__Written problem__. Each entry below is to be written out exactly, and the pictures are to be left out.

Dataset records:
* begin *

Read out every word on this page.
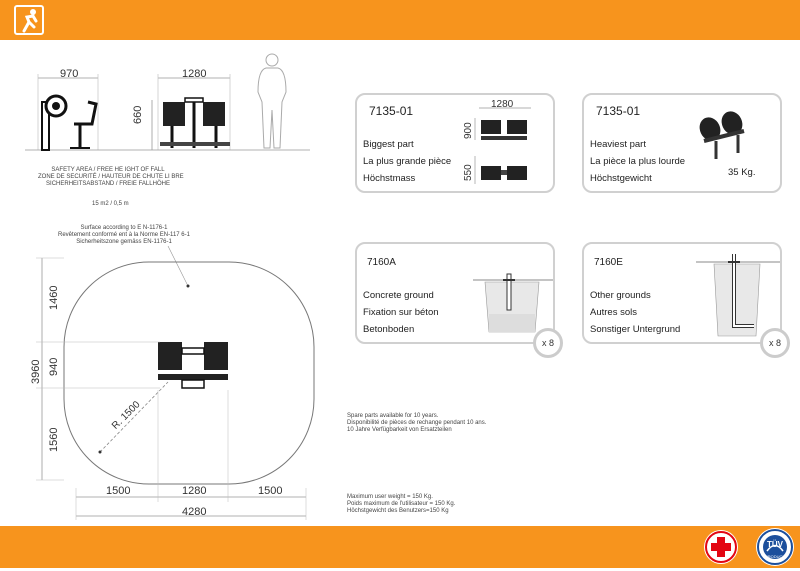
TÜV
PRODUCT
970	1280
660
SAFETY AREA / FREE HE IGHT OF FALL
ZONE DE SECURITÉ / HAUTEUR DE CHUTE LI BRE
SICHERHEITSABSTAND / FREIE FALLHÖHE
15 m2 / 0,5 m
Surface according to E N-1176-1
Revêtement conformé ent à la Norme EN-117 6-1
Sicherheitszone gemäss EN-1176-1
1460
940
1560
3960
R. 1500
1500	1280	1500
4280
7135-01
Biggest part
La plus grande pièce
Höchstmass
1280
900
550
7135-01
Heaviest part
La pièce la plus lourde
Höchstgewicht
35 Kg.
7160A
Concrete ground
Fixation sur béton
Betonboden
x 8
7160E
Other grounds
Autres sols
Sonstiger Untergrund
x 8
Spare parts available for 10 years.
Disponibilité de pièces de rechange pendant 10 ans.
10 Jahre Verfügbarkeit von Ersatzteilen
Maximum user weight = 150 Kg.
Poids maximum de l'utilisateur = 150 Kg.
Höchstgewicht des Benutzers=150 Kg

* end *

__Result__.
Read out every word on this page.
TÜV
PRODUCT
970	1280
660
SAFETY AREA / FREE HE IGHT OF FALL
ZONE DE SECURITÉ / HAUTEUR DE CHUTE LI BRE
SICHERHEITSABSTAND / FREIE FALLHÖHE
15 m2 / 0,5 m
Surface according to E N-1176-1
Revêtement conformé ent à la Norme EN-117 6-1
Sicherheitszone gemäss EN-1176-1
1460
940
1560
3960
R. 1500
1500	1280	1500
4280
7135-01
Biggest part
La plus grande pièce
Höchstmass
1280
900
550
7135-01
Heaviest part
La pièce la plus lourde
Höchstgewicht
35 Kg.
7160A
Concrete ground
Fixation sur béton
Betonboden
x 8
7160E
Other grounds
Autres sols
Sonstiger Untergrund
x 8
Spare parts available for 10 years.
Disponibilité de pièces de rechange pendant 10 ans.
10 Jahre Verfügbarkeit von Ersatzteilen
Maximum user weight = 150 Kg.
Poids maximum de l'utilisateur = 150 Kg.
Höchstgewicht des Benutzers=150 Kg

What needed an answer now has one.